GIVEN EXERCISE> Copy out every line of the data exactly.

DATA SUPPLIED>
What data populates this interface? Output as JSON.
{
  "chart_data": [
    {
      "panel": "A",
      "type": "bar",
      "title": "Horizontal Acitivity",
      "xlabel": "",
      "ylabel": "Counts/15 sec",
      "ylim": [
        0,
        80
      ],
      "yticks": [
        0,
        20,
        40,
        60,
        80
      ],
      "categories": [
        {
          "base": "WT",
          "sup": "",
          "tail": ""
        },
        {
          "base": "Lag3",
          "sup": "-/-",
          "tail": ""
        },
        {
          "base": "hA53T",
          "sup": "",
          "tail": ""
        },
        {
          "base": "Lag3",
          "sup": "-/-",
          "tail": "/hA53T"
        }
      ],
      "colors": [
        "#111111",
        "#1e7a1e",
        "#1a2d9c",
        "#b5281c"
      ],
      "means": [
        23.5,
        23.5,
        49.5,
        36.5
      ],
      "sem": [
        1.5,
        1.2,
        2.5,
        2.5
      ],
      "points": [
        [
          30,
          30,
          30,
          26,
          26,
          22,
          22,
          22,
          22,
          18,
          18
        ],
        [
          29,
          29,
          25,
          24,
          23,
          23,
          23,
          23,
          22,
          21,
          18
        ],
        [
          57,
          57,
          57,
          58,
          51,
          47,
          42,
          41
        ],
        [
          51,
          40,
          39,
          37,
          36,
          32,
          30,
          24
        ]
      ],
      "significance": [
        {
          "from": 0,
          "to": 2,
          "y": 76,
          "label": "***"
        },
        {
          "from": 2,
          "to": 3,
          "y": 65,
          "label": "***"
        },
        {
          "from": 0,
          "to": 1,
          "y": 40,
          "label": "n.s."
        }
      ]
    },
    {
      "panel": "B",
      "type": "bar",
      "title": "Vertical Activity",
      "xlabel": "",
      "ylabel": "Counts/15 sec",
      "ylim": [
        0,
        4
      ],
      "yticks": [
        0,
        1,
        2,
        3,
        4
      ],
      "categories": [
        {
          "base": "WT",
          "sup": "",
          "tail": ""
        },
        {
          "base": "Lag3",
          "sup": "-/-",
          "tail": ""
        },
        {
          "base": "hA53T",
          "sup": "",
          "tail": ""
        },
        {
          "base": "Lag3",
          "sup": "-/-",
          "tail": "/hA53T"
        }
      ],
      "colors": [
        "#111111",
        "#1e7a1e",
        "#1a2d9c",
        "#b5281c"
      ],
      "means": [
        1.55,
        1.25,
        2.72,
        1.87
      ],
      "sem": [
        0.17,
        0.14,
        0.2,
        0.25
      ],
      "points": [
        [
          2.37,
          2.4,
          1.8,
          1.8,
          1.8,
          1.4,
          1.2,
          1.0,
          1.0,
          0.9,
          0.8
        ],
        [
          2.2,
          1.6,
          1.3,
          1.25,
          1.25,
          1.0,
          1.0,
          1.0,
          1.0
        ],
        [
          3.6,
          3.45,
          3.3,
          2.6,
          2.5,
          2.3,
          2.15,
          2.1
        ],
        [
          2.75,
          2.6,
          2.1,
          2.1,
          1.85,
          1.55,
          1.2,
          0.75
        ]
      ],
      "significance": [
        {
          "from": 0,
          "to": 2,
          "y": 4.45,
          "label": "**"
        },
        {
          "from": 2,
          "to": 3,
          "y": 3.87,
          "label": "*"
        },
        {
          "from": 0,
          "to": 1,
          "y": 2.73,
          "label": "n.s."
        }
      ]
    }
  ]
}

ANSWER>
What data populates this interface? Output as JSON.
{
  "chart_data": [
    {
      "panel": "A",
      "type": "bar",
      "title": "Horizontal Acitivity",
      "xlabel": "",
      "ylabel": "Counts/15 sec",
      "ylim": [
        0,
        80
      ],
      "yticks": [
        0,
        20,
        40,
        60,
        80
      ],
      "categories": [
        {
          "base": "WT",
          "sup": "",
          "tail": ""
        },
        {
          "base": "Lag3",
          "sup": "-/-",
          "tail": ""
        },
        {
          "base": "hA53T",
          "sup": "",
          "tail": ""
        },
        {
          "base": "Lag3",
          "sup": "-/-",
          "tail": "/hA53T"
        }
      ],
      "colors": [
        "#111111",
        "#1e7a1e",
        "#1a2d9c",
        "#b5281c"
      ],
      "means": [
        23.5,
        23.5,
        49.5,
        36.5
      ],
      "sem": [
        1.5,
        1.2,
        2.5,
        2.5
      ],
      "points": [
        [
          30,
          30,
          30,
          26,
          26,
          22,
          22,
          22,
          22,
          18,
          18
        ],
        [
          29,
          29,
          25,
          24,
          23,
          23,
          23,
          23,
          22,
          21,
          18
        ],
        [
          57,
          57,
          57,
          58,
          51,
          47,
          42,
          41
        ],
        [
          51,
          40,
          39,
          37,
          36,
          32,
          30,
          24
        ]
      ],
      "significance": [
        {
          "from": 0,
          "to": 2,
          "y": 76,
          "label": "***"
        },
        {
          "from": 2,
          "to": 3,
          "y": 65,
          "label": "***"
        },
        {
          "from": 0,
          "to": 1,
          "y": 40,
          "label": "n.s."
        }
      ]
    },
    {
      "panel": "B",
      "type": "bar",
      "title": "Vertical Activity",
      "xlabel": "",
      "ylabel": "Counts/15 sec",
      "ylim": [
        0,
        4
      ],
      "yticks": [
        0,
        1,
        2,
        3,
        4
      ],
      "categories": [
        {
          "base": "WT",
          "sup": "",
          "tail": ""
        },
        {
          "base": "Lag3",
          "sup": "-/-",
          "tail": ""
        },
        {
          "base": "hA53T",
          "sup": "",
          "tail": ""
        },
        {
          "base": "Lag3",
          "sup": "-/-",
          "tail": "/hA53T"
        }
      ],
      "colors": [
        "#111111",
        "#1e7a1e",
        "#1a2d9c",
        "#b5281c"
      ],
      "means": [
        1.55,
        1.25,
        2.72,
        1.87
      ],
      "sem": [
        0.17,
        0.14,
        0.2,
        0.25
      ],
      "points": [
        [
          2.37,
          2.4,
          1.8,
          1.8,
          1.8,
          1.4,
          1.2,
          1.0,
          1.0,
          0.9,
          0.8
        ],
        [
          2.2,
          1.6,
          1.3,
          1.25,
          1.25,
          1.0,
          1.0,
          1.0,
          1.0
        ],
        [
          3.6,
          3.45,
          3.3,
          2.6,
          2.5,
          2.3,
          2.15,
          2.1
        ],
        [
          2.75,
          2.6,
          2.1,
          2.1,
          1.85,
          1.55,
          1.2,
          0.75
        ]
      ],
      "significance": [
        {
          "from": 0,
          "to": 2,
          "y": 4.45,
          "label": "**"
        },
        {
          "from": 2,
          "to": 3,
          "y": 3.87,
          "label": "*"
        },
        {
          "from": 0,
          "to": 1,
          "y": 2.73,
          "label": "n.s."
        }
      ]
    }
  ]
}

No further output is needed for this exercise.